## DIRECTIONS FOR THIS TASK
Reproduce each line of the listing exactly.

A block of data:
= = = = = = =

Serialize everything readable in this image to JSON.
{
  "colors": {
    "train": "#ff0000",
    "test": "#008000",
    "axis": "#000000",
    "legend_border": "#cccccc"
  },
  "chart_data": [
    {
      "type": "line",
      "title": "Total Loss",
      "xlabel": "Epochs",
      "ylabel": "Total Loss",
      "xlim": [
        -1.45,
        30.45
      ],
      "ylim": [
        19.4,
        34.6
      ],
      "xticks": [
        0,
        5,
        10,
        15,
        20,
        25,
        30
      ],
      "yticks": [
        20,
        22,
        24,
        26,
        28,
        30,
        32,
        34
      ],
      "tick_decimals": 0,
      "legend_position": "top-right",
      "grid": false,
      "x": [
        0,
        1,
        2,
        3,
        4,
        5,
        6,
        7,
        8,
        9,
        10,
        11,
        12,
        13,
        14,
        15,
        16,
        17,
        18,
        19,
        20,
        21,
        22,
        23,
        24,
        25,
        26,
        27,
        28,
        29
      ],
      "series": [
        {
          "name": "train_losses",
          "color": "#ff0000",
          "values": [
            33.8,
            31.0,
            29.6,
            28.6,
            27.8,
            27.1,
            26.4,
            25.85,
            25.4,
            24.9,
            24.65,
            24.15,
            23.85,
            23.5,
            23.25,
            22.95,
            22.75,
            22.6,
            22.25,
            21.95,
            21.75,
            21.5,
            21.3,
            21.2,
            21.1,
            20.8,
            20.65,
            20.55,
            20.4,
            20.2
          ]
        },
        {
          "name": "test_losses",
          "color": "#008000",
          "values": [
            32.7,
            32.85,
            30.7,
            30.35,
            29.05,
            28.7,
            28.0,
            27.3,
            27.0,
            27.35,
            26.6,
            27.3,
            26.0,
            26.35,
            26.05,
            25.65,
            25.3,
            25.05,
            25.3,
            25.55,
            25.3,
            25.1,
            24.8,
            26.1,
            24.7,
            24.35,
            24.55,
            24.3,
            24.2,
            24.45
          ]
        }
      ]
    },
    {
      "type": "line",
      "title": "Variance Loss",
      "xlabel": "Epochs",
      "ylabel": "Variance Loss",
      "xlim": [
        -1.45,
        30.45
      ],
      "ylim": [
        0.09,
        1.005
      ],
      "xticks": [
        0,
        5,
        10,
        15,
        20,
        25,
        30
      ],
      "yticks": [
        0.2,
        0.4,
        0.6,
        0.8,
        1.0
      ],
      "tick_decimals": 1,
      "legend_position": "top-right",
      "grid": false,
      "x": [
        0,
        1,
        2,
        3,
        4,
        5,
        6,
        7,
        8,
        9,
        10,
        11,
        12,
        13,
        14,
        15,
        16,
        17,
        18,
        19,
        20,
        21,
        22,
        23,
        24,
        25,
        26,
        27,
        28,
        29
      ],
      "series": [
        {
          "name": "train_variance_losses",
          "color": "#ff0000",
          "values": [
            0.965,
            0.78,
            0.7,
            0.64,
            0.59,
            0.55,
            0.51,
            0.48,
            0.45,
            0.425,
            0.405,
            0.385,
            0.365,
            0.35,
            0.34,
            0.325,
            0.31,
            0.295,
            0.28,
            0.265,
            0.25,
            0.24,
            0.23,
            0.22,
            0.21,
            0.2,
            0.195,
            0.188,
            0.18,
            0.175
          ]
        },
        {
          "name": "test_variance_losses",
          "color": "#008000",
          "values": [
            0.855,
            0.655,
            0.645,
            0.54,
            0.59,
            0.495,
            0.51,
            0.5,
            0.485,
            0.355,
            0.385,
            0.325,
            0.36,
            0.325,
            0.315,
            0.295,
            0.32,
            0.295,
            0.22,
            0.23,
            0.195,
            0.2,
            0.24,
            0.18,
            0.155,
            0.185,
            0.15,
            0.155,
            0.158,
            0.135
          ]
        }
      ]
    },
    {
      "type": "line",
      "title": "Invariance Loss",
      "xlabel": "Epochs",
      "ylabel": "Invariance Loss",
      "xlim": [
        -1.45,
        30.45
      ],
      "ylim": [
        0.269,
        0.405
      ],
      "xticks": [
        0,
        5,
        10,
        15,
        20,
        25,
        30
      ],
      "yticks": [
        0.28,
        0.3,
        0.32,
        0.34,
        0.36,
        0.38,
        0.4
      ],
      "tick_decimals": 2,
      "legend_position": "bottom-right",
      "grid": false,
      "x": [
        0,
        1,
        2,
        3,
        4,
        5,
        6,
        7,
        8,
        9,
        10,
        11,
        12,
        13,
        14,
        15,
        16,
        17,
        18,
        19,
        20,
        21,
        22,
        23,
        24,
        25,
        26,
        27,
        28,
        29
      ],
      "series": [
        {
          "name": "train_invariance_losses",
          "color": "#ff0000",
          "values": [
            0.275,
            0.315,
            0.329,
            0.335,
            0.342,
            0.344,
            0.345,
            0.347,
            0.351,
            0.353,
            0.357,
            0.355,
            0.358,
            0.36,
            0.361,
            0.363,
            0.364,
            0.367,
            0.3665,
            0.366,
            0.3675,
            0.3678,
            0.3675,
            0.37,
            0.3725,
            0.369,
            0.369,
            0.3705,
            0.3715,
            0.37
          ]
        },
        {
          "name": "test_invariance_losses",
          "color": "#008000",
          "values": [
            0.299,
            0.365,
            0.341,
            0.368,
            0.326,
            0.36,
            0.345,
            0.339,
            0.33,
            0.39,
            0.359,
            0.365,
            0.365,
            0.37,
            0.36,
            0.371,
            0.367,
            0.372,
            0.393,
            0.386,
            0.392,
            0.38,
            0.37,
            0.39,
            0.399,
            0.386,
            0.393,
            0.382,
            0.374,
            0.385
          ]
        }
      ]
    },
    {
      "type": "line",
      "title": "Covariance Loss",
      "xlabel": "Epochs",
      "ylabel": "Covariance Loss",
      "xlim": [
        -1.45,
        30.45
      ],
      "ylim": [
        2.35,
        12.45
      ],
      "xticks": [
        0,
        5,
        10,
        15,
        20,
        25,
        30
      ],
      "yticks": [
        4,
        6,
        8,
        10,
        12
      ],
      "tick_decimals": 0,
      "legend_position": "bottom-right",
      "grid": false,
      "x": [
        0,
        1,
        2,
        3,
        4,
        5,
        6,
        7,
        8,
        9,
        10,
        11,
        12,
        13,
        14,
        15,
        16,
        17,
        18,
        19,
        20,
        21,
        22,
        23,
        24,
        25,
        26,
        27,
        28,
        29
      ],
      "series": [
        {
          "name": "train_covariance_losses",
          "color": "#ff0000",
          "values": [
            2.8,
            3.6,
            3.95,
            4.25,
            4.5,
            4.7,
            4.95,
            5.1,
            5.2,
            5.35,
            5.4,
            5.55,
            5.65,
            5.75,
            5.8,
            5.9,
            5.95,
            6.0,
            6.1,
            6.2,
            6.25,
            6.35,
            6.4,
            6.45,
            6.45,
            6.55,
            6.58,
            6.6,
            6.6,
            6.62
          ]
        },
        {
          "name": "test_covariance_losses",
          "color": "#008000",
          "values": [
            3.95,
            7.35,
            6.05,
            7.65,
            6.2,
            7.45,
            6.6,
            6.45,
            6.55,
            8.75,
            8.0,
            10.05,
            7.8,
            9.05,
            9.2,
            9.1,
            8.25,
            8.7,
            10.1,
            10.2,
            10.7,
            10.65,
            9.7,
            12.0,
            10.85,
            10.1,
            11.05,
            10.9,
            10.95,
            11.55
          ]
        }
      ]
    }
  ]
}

= = = = = = =

## SOLUTION FOR THIS PROBLEM
Serialize everything readable in this image to JSON.
{
  "colors": {
    "train": "#ff0000",
    "test": "#008000",
    "axis": "#000000",
    "legend_border": "#cccccc"
  },
  "chart_data": [
    {
      "type": "line",
      "title": "Total Loss",
      "xlabel": "Epochs",
      "ylabel": "Total Loss",
      "xlim": [
        -1.45,
        30.45
      ],
      "ylim": [
        19.4,
        34.6
      ],
      "xticks": [
        0,
        5,
        10,
        15,
        20,
        25,
        30
      ],
      "yticks": [
        20,
        22,
        24,
        26,
        28,
        30,
        32,
        34
      ],
      "tick_decimals": 0,
      "legend_position": "top-right",
      "grid": false,
      "x": [
        0,
        1,
        2,
        3,
        4,
        5,
        6,
        7,
        8,
        9,
        10,
        11,
        12,
        13,
        14,
        15,
        16,
        17,
        18,
        19,
        20,
        21,
        22,
        23,
        24,
        25,
        26,
        27,
        28,
        29
      ],
      "series": [
        {
          "name": "train_losses",
          "color": "#ff0000",
          "values": [
            33.8,
            31.0,
            29.6,
            28.6,
            27.8,
            27.1,
            26.4,
            25.85,
            25.4,
            24.9,
            24.65,
            24.15,
            23.85,
            23.5,
            23.25,
            22.95,
            22.75,
            22.6,
            22.25,
            21.95,
            21.75,
            21.5,
            21.3,
            21.2,
            21.1,
            20.8,
            20.65,
            20.55,
            20.4,
            20.2
          ]
        },
        {
          "name": "test_losses",
          "color": "#008000",
          "values": [
            32.7,
            32.85,
            30.7,
            30.35,
            29.05,
            28.7,
            28.0,
            27.3,
            27.0,
            27.35,
            26.6,
            27.3,
            26.0,
            26.35,
            26.05,
            25.65,
            25.3,
            25.05,
            25.3,
            25.55,
            25.3,
            25.1,
            24.8,
            26.1,
            24.7,
            24.35,
            24.55,
            24.3,
            24.2,
            24.45
          ]
        }
      ]
    },
    {
      "type": "line",
      "title": "Variance Loss",
      "xlabel": "Epochs",
      "ylabel": "Variance Loss",
      "xlim": [
        -1.45,
        30.45
      ],
      "ylim": [
        0.09,
        1.005
      ],
      "xticks": [
        0,
        5,
        10,
        15,
        20,
        25,
        30
      ],
      "yticks": [
        0.2,
        0.4,
        0.6,
        0.8,
        1.0
      ],
      "tick_decimals": 1,
      "legend_position": "top-right",
      "grid": false,
      "x": [
        0,
        1,
        2,
        3,
        4,
        5,
        6,
        7,
        8,
        9,
        10,
        11,
        12,
        13,
        14,
        15,
        16,
        17,
        18,
        19,
        20,
        21,
        22,
        23,
        24,
        25,
        26,
        27,
        28,
        29
      ],
      "series": [
        {
          "name": "train_variance_losses",
          "color": "#ff0000",
          "values": [
            0.965,
            0.78,
            0.7,
            0.64,
            0.59,
            0.55,
            0.51,
            0.48,
            0.45,
            0.425,
            0.405,
            0.385,
            0.365,
            0.35,
            0.34,
            0.325,
            0.31,
            0.295,
            0.28,
            0.265,
            0.25,
            0.24,
            0.23,
            0.22,
            0.21,
            0.2,
            0.195,
            0.188,
            0.18,
            0.175
          ]
        },
        {
          "name": "test_variance_losses",
          "color": "#008000",
          "values": [
            0.855,
            0.655,
            0.645,
            0.54,
            0.59,
            0.495,
            0.51,
            0.5,
            0.485,
            0.355,
            0.385,
            0.325,
            0.36,
            0.325,
            0.315,
            0.295,
            0.32,
            0.295,
            0.22,
            0.23,
            0.195,
            0.2,
            0.24,
            0.18,
            0.155,
            0.185,
            0.15,
            0.155,
            0.158,
            0.135
          ]
        }
      ]
    },
    {
      "type": "line",
      "title": "Invariance Loss",
      "xlabel": "Epochs",
      "ylabel": "Invariance Loss",
      "xlim": [
        -1.45,
        30.45
      ],
      "ylim": [
        0.269,
        0.405
      ],
      "xticks": [
        0,
        5,
        10,
        15,
        20,
        25,
        30
      ],
      "yticks": [
        0.28,
        0.3,
        0.32,
        0.34,
        0.36,
        0.38,
        0.4
      ],
      "tick_decimals": 2,
      "legend_position": "bottom-right",
      "grid": false,
      "x": [
        0,
        1,
        2,
        3,
        4,
        5,
        6,
        7,
        8,
        9,
        10,
        11,
        12,
        13,
        14,
        15,
        16,
        17,
        18,
        19,
        20,
        21,
        22,
        23,
        24,
        25,
        26,
        27,
        28,
        29
      ],
      "series": [
        {
          "name": "train_invariance_losses",
          "color": "#ff0000",
          "values": [
            0.275,
            0.315,
            0.329,
            0.335,
            0.342,
            0.344,
            0.345,
            0.347,
            0.351,
            0.353,
            0.357,
            0.355,
            0.358,
            0.36,
            0.361,
            0.363,
            0.364,
            0.367,
            0.3665,
            0.366,
            0.3675,
            0.3678,
            0.3675,
            0.37,
            0.3725,
            0.369,
            0.369,
            0.3705,
            0.3715,
            0.37
          ]
        },
        {
          "name": "test_invariance_losses",
          "color": "#008000",
          "values": [
            0.299,
            0.365,
            0.341,
            0.368,
            0.326,
            0.36,
            0.345,
            0.339,
            0.33,
            0.39,
            0.359,
            0.365,
            0.365,
            0.37,
            0.36,
            0.371,
            0.367,
            0.372,
            0.393,
            0.386,
            0.392,
            0.38,
            0.37,
            0.39,
            0.399,
            0.386,
            0.393,
            0.382,
            0.374,
            0.385
          ]
        }
      ]
    },
    {
      "type": "line",
      "title": "Covariance Loss",
      "xlabel": "Epochs",
      "ylabel": "Covariance Loss",
      "xlim": [
        -1.45,
        30.45
      ],
      "ylim": [
        2.35,
        12.45
      ],
      "xticks": [
        0,
        5,
        10,
        15,
        20,
        25,
        30
      ],
      "yticks": [
        4,
        6,
        8,
        10,
        12
      ],
      "tick_decimals": 0,
      "legend_position": "bottom-right",
      "grid": false,
      "x": [
        0,
        1,
        2,
        3,
        4,
        5,
        6,
        7,
        8,
        9,
        10,
        11,
        12,
        13,
        14,
        15,
        16,
        17,
        18,
        19,
        20,
        21,
        22,
        23,
        24,
        25,
        26,
        27,
        28,
        29
      ],
      "series": [
        {
          "name": "train_covariance_losses",
          "color": "#ff0000",
          "values": [
            2.8,
            3.6,
            3.95,
            4.25,
            4.5,
            4.7,
            4.95,
            5.1,
            5.2,
            5.35,
            5.4,
            5.55,
            5.65,
            5.75,
            5.8,
            5.9,
            5.95,
            6.0,
            6.1,
            6.2,
            6.25,
            6.35,
            6.4,
            6.45,
            6.45,
            6.55,
            6.58,
            6.6,
            6.6,
            6.62
          ]
        },
        {
          "name": "test_covariance_losses",
          "color": "#008000",
          "values": [
            3.95,
            7.35,
            6.05,
            7.65,
            6.2,
            7.45,
            6.6,
            6.45,
            6.55,
            8.75,
            8.0,
            10.05,
            7.8,
            9.05,
            9.2,
            9.1,
            8.25,
            8.7,
            10.1,
            10.2,
            10.7,
            10.65,
            9.7,
            12.0,
            10.85,
            10.1,
            11.05,
            10.9,
            10.95,
            11.55
          ]
        }
      ]
    }
  ]
}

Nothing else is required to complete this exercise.